→ **Exercise requirements**: Find the lines with the string "data" and return them.

#### Material

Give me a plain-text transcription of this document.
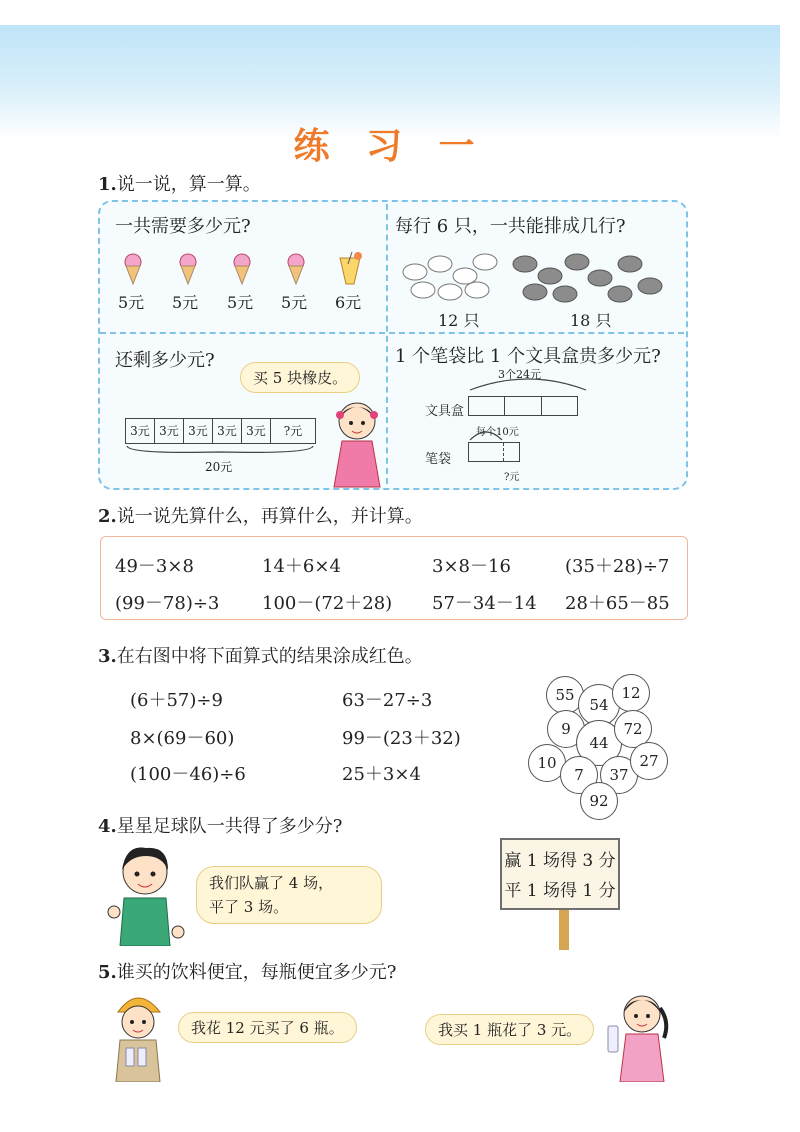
练 习 一
1.说一说，算一算。
一共需要多少元?
5元 5元 5元 5元 6元
每行 6 只，一共能排成几行?
12 只	18 只
还剩多少元?
买 5 块橡皮。
3元 3元 3元 3元 3元	?元
20元
1 个笔袋比 1 个文具盒贵多少元?
3个24元
文具盒
每个10元
笔袋
?元
2.说一说先算什么，再算什么，并计算。
49－3×8	14＋6×4	3×8－16	(35＋28)÷7
(99－78)÷3 100－(72＋28) 57－34－14 28＋65－85
3.在右图中将下面算式的结果涂成红色。
(6＋57)÷9
8×(69－60)
(100－46)÷6
63－27÷3
99－(23＋32)
25＋3×4
55
54
12
9
44
72
10
7	37
27
92
4.星星足球队一共得了多少分?
我们队赢了 4 场，
平了 3 场。
赢 1 场得 3 分
平 1 场得 1 分
5.谁买的饮料便宜，每瓶便宜多少元?
我花 12 元买了 6 瓶。	我买 1 瓶花了 3 元。
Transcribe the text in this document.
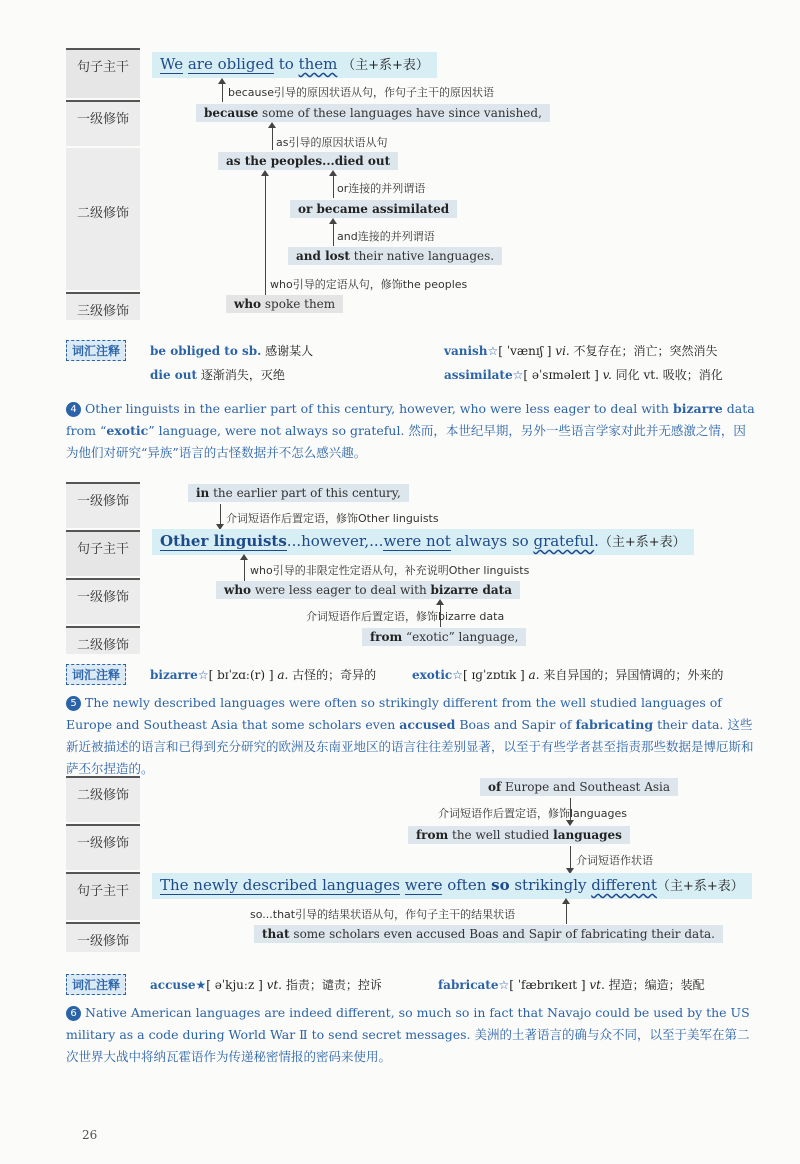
句子主干
一级修饰
二级修饰
三级修饰
We are obliged to them （主+系+表）
because引导的原因状语从句，作句子主干的原因状语
because some of these languages have since vanished,
as引导的原因状语从句
as the peoples...died out
or连接的并列谓语
or became assimilated
and连接的并列谓语
and lost their native languages.
who引导的定语从句，修饰the peoples
who spoke them
词汇注释	be obliged to sb. 感谢某人	vanish☆[ ˈvænɪʃ ] vi. 不复存在；消亡；突然消失
die out 逐渐消失，灭绝	assimilate☆[ əˈsɪməleɪt ] v. 同化 vt. 吸收；消化
4 Other linguists in the earlier part of this century, however, who were less eager to deal with bizarre data from “exotic” language, were not always so grateful. 然而，本世纪早期，另外一些语言学家对此并无感激之情，因为他们对研究“异族”语言的古怪数据并不怎么感兴趣。
一级修饰
句子主干
一级修饰
二级修饰
in the earlier part of this century,
介词短语作后置定语，修饰Other linguists
Other linguists...however,...were not always so grateful.（主+系+表）
who引导的非限定性定语从句，补充说明Other linguists
who were less eager to deal with bizarre data
介词短语作后置定语，修饰bizarre data
from “exotic” language,
词汇注释	bizarre☆[ bɪˈzɑː(r) ] a. 古怪的；奇异的	exotic☆[ ɪɡˈzɒtɪk ] a. 来自异国的；异国情调的；外来的
5 The newly described languages were often so strikingly different from the well studied languages of Europe and Southeast Asia that some scholars even accused Boas and Sapir of fabricating their data. 这些新近被描述的语言和已得到充分研究的欧洲及东南亚地区的语言往往差别显著，以至于有些学者甚至指责那些数据是博厄斯和萨丕尔捏造的。
二级修饰
一级修饰
句子主干
一级修饰
of Europe and Southeast Asia
介词短语作后置定语，修饰languages
from the well studied languages
介词短语作状语
The newly described languages were often so strikingly different（主+系+表）
so...that引导的结果状语从句，作句子主干的结果状语
that some scholars even accused Boas and Sapir of fabricating their data.
词汇注释	accuse★[ əˈkjuːz ] vt. 指责；谴责；控诉	fabricate☆[ ˈfæbrɪkeɪt ] vt. 捏造；编造；装配
6 Native American languages are indeed different, so much so in fact that Navajo could be used by the US military as a code during World War Ⅱ to send secret messages. 美洲的土著语言的确与众不同，以至于美军在第二次世界大战中将纳瓦霍语作为传递秘密情报的密码来使用。
26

########

→ **Task answer**:
4 Other linguists in the earlier part of this century, however, who were less eager to deal with bizarre data from “exotic” language, were not always so grateful. 然而，本世纪早期，另外一些语言学家对此并无感激之情，因为他们对研究“异族”语言的古怪数据并不怎么感兴趣。
who were less eager to deal with bizarre data
介词短语作后置定语，修饰bizarre data
5 The newly described languages were often so strikingly different from the well studied languages of Europe and Southeast Asia that some scholars even accused Boas and Sapir of fabricating their data. 这些新近被描述的语言和已得到充分研究的欧洲及东南亚地区的语言往往差别显著，以至于有些学者甚至指责那些数据是博厄斯和萨丕尔捏造的。
that some scholars even accused Boas and Sapir of fabricating their data.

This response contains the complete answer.